* _Exercise goal_: Gather each line in the listing below that contains the word "closed". Case counts.
===============
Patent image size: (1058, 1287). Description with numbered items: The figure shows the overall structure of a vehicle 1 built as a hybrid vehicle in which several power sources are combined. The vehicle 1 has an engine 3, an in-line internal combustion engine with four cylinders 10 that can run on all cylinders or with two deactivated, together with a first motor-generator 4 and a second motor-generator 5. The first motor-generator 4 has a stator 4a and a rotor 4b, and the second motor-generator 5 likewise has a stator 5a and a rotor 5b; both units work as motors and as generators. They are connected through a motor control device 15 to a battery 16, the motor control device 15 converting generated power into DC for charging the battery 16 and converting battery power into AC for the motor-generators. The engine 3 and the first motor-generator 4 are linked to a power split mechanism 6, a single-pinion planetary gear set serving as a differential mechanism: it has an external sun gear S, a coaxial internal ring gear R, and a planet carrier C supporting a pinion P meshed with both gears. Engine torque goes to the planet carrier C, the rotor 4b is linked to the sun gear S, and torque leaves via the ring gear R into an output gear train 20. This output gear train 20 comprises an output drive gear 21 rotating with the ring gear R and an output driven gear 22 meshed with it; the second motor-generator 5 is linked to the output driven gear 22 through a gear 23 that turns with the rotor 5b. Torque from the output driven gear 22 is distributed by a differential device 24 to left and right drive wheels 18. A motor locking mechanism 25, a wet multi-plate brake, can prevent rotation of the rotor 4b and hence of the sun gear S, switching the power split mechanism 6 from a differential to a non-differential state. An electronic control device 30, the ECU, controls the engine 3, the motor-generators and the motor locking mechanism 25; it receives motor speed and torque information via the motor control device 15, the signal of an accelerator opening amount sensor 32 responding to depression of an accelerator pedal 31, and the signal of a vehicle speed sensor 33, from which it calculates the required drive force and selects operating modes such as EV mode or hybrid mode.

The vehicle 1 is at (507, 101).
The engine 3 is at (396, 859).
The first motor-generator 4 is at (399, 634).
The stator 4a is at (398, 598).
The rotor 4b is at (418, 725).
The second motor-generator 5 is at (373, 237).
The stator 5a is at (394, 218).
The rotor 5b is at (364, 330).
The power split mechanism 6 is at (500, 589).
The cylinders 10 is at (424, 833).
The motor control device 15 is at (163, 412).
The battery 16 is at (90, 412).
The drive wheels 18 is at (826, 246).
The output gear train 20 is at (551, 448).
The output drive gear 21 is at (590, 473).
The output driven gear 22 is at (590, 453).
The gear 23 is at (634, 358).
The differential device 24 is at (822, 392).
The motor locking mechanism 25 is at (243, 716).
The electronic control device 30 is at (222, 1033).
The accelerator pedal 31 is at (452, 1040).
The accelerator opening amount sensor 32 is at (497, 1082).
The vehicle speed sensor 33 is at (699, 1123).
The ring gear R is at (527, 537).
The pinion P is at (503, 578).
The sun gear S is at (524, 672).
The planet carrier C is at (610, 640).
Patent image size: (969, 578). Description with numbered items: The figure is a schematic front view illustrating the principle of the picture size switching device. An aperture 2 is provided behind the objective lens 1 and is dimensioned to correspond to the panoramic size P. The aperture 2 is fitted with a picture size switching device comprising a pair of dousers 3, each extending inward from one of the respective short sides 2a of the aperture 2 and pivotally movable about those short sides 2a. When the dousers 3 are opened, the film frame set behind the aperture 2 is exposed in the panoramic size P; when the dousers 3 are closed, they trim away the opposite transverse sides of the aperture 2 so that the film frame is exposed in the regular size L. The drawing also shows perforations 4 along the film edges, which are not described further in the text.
===============
* _Solved problem_:
Patent image size: (969, 578). Description with numbered items: The figure is a schematic front view illustrating the principle of the picture size switching device. An aperture 2 is provided behind the objective lens 1 and is dimensioned to correspond to the panoramic size P. The aperture 2 is fitted with a picture size switching device comprising a pair of dousers 3, each extending inward from one of the respective short sides 2a of the aperture 2 and pivotally movable about those short sides 2a. When the dousers 3 are opened, the film frame set behind the aperture 2 is exposed in the panoramic size P; when the dousers 3 are closed, they trim away the opposite transverse sides of the aperture 2 so that the film frame is exposed in the regular size L. The drawing also shows perforations 4 along the film edges, which are not described further in the text.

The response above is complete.